━━━━━ EXTRACT PROVIDED ━━━━━

Cray Parlays Supercomputing Technology Into Big Data Appliance by Michael Feldman.
From the post:
For the first time in its history, Cray has built something other than a supercomputer. On Wednesday, the company’s newly hatched YarcData division launched “uRiKA,” a hardware-software solution aimed at real-time knowledge discovery with terascale-sized data sets. The system is designed to serve businesses and government agencies that need to do high-end analytics in areas as diverse as social networking, financial management, healthcare, supply chain management, and national security.
As befits Cray’s MO, their target market for uRiKA, (pronounced Eureka) is slanted toward the cutting edge. It uses a graph-based data approach to do interactive analytics with large, complex, and often dynamic data sets. “We are not trying to be everything for everybody,” says YarcData general manager Arvind Parthasarathi. (emphasis added) (YarcData is a new division at Cray. Just a little more name confusion for everyone.
Read the article for the hardware/performance stats but consider the following on graphs:
More to the point, uRiKA is designed to analyze graphs rather than simple tabular databases. A graph, one of the fundamental data abstractions in computer science, is basically a structure whose objects are linked together by some relationship. It is especially suited to structures like website links, social networks, and genetic maps — essentially any data set where the relationships between the objects are as important as the objects themselves.
This type of application exists further up the analytics food change than most business intelligence or data mining applications. In general, a lot of these more traditional applications involve searching for particular items or deriving simple relationships. The YarcData technology is focused on relationship discovery. And since it’s uses graph structures, the system can support graph-based reasoning and deductions to uncover new relationships.

━━━━━ SOURCE MATERIAL ━━━━━

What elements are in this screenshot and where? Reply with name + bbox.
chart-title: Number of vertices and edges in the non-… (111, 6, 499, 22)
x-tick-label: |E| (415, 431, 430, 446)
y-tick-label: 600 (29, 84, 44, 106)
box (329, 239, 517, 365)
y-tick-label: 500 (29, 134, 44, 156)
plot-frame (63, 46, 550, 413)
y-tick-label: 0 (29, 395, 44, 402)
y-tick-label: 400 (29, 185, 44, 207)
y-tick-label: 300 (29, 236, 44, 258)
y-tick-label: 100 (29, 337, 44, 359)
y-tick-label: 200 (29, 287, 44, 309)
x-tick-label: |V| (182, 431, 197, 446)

━━━━━

TASKS ->
a) Reproduce verbatim the passage of the post about Cray's uRiKA that opens with the words containing "This type of" and closes with "uncover new relationships.".
b) List the areas of high-end analytics that the post about Cray's uRiKA names as fields the system is designed to serve.

TASK SOLUTIONS ->
a)
This type of application exists further up the analytics food change than most business intelligence or data mining applications. In general, a lot of these more traditional applications involve searching for particular items or deriving simple relationships. The YarcData technology is focused on relationship discovery. And since it’s uses graph structures, the system can support graph-based reasoning and deductions to uncover new relationships.

b)
- Social networking
- Financial management
- Healthcare
- Supply chain management
- National security